* _Problem requirements_
Each line from the one that contains "Read this page and output its text content." to the end of the material must be quoted exactly; include both end lines and nothing else.
----
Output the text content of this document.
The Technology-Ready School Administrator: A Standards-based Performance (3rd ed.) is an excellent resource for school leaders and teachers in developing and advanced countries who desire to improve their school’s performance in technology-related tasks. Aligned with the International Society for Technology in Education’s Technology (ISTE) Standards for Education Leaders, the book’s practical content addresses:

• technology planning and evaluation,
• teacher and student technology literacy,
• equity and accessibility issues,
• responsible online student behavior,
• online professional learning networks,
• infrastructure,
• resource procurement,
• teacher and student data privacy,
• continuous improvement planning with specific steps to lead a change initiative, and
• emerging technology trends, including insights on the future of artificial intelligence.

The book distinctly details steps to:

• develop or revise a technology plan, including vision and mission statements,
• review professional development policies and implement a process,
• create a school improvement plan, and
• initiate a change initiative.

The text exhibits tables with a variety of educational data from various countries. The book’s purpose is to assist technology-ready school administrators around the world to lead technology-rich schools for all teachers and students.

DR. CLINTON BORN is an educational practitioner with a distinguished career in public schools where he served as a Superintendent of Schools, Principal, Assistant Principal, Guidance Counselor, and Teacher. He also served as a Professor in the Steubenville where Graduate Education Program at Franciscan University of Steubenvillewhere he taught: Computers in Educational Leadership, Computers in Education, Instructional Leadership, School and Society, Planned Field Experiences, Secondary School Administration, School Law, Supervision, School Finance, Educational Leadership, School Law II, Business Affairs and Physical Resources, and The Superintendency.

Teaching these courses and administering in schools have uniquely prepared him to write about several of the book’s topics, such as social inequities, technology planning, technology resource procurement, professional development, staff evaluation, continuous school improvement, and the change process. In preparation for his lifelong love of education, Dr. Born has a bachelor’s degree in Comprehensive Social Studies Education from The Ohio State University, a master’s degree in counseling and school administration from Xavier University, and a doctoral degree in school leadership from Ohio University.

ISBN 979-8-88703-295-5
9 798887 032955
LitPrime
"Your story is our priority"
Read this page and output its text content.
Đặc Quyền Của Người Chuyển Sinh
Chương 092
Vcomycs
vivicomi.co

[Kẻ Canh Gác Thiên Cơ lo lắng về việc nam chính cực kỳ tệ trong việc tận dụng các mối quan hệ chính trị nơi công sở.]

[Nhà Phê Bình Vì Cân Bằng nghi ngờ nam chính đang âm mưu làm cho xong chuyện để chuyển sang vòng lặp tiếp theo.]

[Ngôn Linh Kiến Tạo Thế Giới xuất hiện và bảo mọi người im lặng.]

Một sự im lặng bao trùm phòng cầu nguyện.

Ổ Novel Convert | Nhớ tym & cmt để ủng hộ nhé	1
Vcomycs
----
* _Response to this task_
Read this page and output its text content.
Đặc Quyền Của Người Chuyển Sinh
Chương 092
Vcomycs
vivicomi.co

[Kẻ Canh Gác Thiên Cơ lo lắng về việc nam chính cực kỳ tệ trong việc tận dụng các mối quan hệ chính trị nơi công sở.]

[Nhà Phê Bình Vì Cân Bằng nghi ngờ nam chính đang âm mưu làm cho xong chuyện để chuyển sang vòng lặp tiếp theo.]

[Ngôn Linh Kiến Tạo Thế Giới xuất hiện và bảo mọi người im lặng.]

Một sự im lặng bao trùm phòng cầu nguyện.

Ổ Novel Convert | Nhớ tym & cmt để ủng hộ nhé	1
Vcomycs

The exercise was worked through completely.